** Begin Provided information **
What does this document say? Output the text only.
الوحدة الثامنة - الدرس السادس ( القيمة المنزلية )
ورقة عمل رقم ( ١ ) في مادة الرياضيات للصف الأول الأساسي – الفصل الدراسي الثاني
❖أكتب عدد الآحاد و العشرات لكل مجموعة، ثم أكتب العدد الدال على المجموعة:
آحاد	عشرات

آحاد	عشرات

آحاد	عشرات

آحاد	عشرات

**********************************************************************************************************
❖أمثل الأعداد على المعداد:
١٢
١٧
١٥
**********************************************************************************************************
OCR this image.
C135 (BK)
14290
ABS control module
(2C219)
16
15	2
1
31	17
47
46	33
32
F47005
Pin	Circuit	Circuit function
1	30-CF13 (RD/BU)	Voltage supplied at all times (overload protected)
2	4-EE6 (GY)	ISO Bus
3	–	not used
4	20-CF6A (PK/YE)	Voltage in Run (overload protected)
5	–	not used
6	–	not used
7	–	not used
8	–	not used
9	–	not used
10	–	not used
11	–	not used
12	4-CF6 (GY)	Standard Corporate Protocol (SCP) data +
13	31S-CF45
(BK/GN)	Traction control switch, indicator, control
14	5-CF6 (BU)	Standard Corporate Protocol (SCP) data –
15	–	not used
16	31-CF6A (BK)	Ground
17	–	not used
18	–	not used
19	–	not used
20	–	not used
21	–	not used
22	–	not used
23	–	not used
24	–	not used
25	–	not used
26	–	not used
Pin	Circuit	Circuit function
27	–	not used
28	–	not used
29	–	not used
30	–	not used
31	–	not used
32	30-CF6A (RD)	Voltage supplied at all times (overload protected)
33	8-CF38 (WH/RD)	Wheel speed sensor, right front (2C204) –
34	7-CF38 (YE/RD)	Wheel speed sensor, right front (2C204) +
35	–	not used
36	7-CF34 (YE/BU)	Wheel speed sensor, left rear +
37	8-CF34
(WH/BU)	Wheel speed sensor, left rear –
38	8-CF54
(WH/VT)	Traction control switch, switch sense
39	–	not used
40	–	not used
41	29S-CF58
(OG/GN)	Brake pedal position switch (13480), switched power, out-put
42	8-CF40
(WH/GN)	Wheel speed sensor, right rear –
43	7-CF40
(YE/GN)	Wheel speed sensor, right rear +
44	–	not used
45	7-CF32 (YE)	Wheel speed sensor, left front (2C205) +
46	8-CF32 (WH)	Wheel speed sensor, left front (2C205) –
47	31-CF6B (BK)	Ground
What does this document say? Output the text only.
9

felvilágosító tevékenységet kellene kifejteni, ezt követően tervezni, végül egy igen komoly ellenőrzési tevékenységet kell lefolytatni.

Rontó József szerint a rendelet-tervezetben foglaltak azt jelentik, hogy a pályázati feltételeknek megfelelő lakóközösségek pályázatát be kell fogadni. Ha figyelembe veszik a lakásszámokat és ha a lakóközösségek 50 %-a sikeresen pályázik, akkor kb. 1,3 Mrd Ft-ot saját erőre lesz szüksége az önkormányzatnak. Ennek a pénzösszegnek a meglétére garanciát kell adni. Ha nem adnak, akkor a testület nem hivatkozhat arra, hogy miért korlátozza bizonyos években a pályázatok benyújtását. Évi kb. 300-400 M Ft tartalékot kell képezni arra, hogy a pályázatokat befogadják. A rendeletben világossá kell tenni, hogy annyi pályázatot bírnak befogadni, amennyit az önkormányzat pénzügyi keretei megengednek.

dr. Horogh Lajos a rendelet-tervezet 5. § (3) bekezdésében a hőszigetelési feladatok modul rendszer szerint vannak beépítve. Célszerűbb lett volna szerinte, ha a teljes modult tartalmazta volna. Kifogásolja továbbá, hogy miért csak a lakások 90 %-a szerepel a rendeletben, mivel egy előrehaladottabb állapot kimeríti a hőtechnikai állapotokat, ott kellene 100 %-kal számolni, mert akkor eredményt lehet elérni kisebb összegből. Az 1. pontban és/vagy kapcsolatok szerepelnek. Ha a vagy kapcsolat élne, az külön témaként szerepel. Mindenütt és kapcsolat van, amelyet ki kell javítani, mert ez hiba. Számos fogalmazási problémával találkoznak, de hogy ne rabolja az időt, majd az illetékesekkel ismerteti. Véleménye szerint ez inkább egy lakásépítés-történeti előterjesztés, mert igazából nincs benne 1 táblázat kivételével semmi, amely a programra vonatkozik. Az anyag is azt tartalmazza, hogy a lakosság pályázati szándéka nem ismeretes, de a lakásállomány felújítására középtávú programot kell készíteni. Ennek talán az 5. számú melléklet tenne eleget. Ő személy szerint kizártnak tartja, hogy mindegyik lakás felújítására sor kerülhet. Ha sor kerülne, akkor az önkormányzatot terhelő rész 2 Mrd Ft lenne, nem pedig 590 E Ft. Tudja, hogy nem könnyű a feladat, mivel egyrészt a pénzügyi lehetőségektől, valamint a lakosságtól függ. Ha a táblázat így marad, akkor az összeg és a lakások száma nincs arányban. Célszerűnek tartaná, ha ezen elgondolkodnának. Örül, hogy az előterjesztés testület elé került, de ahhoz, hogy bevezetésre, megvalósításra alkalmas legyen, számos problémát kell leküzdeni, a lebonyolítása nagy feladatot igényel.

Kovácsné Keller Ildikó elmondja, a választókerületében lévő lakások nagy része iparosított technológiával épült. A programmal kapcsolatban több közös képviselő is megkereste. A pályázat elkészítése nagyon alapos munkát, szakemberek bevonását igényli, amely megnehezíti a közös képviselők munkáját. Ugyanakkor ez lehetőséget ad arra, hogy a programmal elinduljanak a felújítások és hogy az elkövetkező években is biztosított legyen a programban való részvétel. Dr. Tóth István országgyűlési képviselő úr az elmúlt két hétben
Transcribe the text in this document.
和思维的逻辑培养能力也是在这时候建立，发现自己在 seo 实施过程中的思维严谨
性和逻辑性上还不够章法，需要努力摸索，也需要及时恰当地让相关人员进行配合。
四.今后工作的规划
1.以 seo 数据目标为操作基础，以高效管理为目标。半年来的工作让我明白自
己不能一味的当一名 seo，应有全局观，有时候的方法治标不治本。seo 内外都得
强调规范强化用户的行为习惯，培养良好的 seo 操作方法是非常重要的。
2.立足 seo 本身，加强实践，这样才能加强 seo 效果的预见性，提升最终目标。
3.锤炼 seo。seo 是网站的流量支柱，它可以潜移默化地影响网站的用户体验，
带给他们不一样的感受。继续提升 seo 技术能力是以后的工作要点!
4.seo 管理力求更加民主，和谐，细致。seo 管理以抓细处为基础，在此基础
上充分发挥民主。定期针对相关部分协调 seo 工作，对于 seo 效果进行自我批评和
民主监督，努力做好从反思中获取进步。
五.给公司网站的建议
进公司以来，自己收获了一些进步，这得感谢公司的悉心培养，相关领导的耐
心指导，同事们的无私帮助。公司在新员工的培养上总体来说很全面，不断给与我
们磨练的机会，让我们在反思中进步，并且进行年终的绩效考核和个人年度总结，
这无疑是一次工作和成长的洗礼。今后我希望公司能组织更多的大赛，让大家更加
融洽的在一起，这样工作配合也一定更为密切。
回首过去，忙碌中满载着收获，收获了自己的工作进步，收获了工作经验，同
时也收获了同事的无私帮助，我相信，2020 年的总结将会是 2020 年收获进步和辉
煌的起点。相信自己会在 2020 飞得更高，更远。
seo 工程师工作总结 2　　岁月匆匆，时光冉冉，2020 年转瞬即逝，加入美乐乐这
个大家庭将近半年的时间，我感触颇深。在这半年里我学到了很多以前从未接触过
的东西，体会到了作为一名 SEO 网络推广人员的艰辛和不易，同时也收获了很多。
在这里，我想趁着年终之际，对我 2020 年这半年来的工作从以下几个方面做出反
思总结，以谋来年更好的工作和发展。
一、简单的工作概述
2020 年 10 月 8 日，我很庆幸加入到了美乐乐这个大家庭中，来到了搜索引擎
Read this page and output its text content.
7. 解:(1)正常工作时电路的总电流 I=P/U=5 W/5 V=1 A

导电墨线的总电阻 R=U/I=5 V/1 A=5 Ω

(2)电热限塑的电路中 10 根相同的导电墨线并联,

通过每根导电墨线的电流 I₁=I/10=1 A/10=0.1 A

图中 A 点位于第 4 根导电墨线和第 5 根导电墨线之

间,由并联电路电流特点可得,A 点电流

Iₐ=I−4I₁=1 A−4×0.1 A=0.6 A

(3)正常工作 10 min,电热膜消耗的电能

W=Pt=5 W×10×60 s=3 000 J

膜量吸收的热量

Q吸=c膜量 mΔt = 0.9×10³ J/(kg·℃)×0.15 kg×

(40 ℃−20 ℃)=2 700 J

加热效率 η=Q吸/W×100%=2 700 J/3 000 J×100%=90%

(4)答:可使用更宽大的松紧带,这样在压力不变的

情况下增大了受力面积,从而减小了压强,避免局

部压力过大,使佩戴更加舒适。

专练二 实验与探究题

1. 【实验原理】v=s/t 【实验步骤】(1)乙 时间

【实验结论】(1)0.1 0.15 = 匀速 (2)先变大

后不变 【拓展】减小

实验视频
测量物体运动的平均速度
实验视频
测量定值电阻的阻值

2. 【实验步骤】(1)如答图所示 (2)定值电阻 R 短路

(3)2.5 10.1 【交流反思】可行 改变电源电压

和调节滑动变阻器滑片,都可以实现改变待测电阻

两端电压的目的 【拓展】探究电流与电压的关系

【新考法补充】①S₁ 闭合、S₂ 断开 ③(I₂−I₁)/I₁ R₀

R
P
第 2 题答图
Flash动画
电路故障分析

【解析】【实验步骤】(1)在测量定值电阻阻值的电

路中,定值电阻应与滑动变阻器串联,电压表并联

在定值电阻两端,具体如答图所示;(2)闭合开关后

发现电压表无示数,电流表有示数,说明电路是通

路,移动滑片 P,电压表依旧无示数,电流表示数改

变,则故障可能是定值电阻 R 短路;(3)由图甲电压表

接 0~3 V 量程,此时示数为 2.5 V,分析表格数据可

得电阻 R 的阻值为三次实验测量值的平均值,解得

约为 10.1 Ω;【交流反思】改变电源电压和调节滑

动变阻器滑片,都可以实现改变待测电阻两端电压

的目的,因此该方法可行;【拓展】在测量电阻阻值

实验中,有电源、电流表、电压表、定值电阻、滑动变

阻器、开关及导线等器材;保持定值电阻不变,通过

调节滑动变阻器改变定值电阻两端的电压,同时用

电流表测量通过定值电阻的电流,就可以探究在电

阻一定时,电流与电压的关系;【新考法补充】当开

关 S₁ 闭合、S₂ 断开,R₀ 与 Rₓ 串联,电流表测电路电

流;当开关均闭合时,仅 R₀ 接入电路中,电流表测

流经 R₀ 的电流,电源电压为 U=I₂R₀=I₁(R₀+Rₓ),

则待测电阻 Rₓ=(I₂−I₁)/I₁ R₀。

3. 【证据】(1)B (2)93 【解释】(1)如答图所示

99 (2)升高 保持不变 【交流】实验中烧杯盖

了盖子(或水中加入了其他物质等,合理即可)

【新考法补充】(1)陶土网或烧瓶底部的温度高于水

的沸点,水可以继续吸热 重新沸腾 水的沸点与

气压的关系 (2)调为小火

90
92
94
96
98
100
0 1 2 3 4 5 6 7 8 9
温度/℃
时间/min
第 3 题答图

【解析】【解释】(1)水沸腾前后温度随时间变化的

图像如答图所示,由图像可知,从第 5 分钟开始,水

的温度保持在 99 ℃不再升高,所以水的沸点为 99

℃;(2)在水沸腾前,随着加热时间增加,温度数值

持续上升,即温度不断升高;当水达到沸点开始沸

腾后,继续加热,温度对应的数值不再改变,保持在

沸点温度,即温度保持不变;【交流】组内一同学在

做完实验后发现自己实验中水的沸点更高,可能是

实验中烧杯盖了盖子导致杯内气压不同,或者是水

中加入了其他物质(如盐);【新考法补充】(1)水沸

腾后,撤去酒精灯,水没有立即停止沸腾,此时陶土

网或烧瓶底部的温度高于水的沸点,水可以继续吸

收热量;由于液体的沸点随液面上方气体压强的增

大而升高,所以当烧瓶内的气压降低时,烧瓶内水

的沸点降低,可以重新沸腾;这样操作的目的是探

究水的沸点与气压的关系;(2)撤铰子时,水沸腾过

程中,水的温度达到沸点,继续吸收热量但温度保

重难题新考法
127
** End Provided information **
◆ **Task brief**
From the data above, pick out each line containing "Corporate" and copy it.

◆ **Worked solution**
12	4-CF6 (GY)	Standard Corporate Protocol (SCP) data +
14	5-CF6 (BU)	Standard Corporate Protocol (SCP) data –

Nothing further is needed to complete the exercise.